— begin PAGE —
Of course, Hamilton is also the literal author of the DOJ section of Project 2025, wherein he advocates for the DOJ to be turned into a conservative bludgeon against political dissent and minorities as well as a partisan shield for extreme far right actors and their political allies.
Jeffrey Clark, Center for Renewing America (Director of Litigation). Jeffrey Clark, Trump’s notorious former head of the DOJ’s Environment and Natural Resources Division, who is now facing disbarment for his role in attempting to overturn the 2020 election, is a Senior Fellow and Director of Litigation at another CPI affiliate, the Center for Renewing America (CRA). CRA is itself a Project 2025 partner, and a hard right think tank run by “Russell Vought, Donald Trump’s former director of the Office of Management and Budget and a diehard Christian nationalist.” (Trump is also nominating Vought to go back into that role in his second term.)
Katharine Sullivan, Texas Public Policy Foundation (Senior Fellow). Others, including Katie Sullivan, have transitioned to other far-right influence shops, such as the Texas Public Policy Foundation (TPPF). TPPF is one of the most notorious influence shops in Texas, infamous for its success in pushing extreme rightwing policy platforms, and one of the biggest allies of longtimeTrump sycophant Ken Paxton, the state’s attorney general. This makes sense, given that Sullivan spent her time in office reportedly authorizing the weaponization of anti-human trafficking grants away from charities with policy positions unfavorable to the president, and towards charities with extremely questionable missions and records. Sullivan has also appeared in Project 2025 training videos advocating for the “removal of all the equity plans” in the federal government and for the “noxious tenets of critical race theory and gender ideology [to] be excised from curriculum in every single public school in this country.”
Patricia Nation, America First Policy Institute. Patricia Nation formerly served in the Trump administration as “senior counsel in the Civil Rights Division of the Department of Justice and then as the director of Civil Rights Civil Liberties at the Department of Homeland Security.” Trump’s first Civil Rights Division was famously dysfunctional, perverting the mandate of the office and instead actively undermining the basic tenets of equal justice under the law. On everything from the gutting of consent decrees for abusive police departments, the endorsement of discriminatory voting ID laws, and its vocal support for the end of affirmative action, Trump’s Civil Rights Division continuously elected to support and defend the targeting and abuse of marginalized people across the country. Following her time in the Trump administration, Nation landed at the America First Policy Institute (AFPI), a hugely influential right-wing think tank stacked with Trump loyalists and an institutional giant in the staffing and direction of the Trump transition team.
OTHER PARTS OF GOVERNMENT
Ryan Newman, FL Governor’s Office (General Counsel). During the Trump administration, Ryan Newman was a “Counselor to the United States Attorney General for national security and international affairs, Deputy General Counsel (Legal Counsel) for the Department of Defense, and Acting Assistant Attorney General for the Office of Legal Policy at the Department of Justice.” In the years since, he has largely spent his time as Gov. Ron DeSantis’ general counsel. Under DeSantis, Newman has allegedly intimidated state employees into suppressing political speech in the state, defended DeSantis’ attempts to gut the housing available in the state for undocumented minors, and argued in favor of DeSantis’ politically-motivated removal of a state attorney.
— end PAGE —
Rewrite the text about former Trump officials from "Jeffrey Clark, Center" up to and including "his second term.)", putting "Center for American Renewal" wherever "Center for Renewing America" appears. Rely solely on the text above and bring in no outside information.
— begin RECORDS SHOWN —
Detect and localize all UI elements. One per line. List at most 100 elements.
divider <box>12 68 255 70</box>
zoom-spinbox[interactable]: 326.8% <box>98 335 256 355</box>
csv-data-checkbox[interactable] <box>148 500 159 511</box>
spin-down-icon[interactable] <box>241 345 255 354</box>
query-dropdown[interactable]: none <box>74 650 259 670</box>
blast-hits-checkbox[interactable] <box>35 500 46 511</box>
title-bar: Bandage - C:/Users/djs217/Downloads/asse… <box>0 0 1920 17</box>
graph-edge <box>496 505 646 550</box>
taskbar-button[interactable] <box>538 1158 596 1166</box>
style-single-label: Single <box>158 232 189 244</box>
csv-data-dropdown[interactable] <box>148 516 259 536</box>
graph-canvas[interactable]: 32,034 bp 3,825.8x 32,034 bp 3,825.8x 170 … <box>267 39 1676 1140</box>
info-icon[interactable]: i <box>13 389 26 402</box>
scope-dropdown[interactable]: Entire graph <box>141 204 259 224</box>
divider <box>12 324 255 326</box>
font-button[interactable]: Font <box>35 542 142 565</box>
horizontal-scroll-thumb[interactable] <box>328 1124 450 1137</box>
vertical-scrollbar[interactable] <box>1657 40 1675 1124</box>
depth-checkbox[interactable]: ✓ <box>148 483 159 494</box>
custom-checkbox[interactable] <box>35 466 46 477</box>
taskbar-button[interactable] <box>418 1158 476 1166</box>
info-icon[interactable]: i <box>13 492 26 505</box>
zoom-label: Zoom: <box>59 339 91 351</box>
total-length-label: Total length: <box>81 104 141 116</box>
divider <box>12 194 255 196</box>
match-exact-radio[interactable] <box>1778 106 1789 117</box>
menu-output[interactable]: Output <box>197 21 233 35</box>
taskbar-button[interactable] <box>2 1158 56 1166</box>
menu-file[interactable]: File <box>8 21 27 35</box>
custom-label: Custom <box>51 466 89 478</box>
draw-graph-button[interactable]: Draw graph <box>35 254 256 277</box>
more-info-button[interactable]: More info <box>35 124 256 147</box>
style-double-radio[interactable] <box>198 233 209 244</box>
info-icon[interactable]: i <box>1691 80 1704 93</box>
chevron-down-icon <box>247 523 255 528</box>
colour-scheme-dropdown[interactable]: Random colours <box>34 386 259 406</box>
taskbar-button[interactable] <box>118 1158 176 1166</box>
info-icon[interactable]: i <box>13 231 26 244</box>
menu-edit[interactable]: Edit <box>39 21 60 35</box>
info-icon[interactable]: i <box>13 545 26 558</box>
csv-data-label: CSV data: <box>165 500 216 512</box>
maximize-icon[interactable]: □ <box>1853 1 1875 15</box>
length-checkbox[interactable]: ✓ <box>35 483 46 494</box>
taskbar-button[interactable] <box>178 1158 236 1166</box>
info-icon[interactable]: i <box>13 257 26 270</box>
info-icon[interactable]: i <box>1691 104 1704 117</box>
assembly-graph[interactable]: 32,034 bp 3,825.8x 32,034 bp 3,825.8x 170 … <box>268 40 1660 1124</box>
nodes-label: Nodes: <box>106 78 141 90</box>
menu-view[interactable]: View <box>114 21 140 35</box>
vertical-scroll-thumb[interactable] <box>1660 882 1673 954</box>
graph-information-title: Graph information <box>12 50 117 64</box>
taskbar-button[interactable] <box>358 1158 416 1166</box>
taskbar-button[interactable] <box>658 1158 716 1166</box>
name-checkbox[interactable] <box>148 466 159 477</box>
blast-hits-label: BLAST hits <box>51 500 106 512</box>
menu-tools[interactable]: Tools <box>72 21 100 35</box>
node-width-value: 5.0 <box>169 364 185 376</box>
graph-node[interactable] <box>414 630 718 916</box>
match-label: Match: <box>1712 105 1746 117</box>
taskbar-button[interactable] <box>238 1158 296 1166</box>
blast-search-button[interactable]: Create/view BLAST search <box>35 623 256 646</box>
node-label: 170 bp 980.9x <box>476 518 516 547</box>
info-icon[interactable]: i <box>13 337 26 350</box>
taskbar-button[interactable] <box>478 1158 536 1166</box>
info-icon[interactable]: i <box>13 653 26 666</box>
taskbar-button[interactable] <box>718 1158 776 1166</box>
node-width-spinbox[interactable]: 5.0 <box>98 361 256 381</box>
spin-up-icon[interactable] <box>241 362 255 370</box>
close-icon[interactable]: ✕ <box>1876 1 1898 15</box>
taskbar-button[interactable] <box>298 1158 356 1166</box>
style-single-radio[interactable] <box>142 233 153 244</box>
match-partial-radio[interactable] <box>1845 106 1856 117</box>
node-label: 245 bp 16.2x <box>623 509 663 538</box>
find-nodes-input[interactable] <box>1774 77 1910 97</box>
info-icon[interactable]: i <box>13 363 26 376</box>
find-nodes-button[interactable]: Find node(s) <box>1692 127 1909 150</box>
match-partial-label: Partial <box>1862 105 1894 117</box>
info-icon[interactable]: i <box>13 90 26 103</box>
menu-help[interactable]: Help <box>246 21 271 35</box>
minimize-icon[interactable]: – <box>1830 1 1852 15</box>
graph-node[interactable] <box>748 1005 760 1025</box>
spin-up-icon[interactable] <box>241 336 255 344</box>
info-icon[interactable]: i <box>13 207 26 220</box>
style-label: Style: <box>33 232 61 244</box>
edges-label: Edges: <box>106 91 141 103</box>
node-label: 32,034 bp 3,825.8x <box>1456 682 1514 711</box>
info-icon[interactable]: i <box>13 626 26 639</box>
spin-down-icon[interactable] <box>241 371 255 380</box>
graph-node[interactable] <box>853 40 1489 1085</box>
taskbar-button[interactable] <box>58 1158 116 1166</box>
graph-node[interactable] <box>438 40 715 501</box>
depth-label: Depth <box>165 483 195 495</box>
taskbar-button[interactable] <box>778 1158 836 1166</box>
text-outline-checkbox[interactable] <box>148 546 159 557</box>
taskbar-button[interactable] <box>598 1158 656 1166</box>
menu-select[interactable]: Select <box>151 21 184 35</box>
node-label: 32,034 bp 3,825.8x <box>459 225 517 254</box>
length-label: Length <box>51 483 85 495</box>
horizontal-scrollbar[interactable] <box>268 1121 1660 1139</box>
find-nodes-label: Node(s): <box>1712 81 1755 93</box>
— end RECORDS SHOWN —
FULL RESPONSE:
Jeffrey Clark, Center for American Renewal (Director of Litigation). Jeffrey Clark, Trump’s notorious former head of the DOJ’s Environment and Natural Resources Division, who is now facing disbarment for his role in attempting to overturn the 2020 election, is a Senior Fellow and Director of Litigation at another CPI affiliate, the Center for American Renewal (CRA). CRA is itself a Project 2025 partner, and a hard right think tank run by “Russell Vought, Donald Trump’s former director of the Office of Management and Budget and a diehard Christian nationalist.” (Trump is also nominating Vought to go back into that role in his second term.)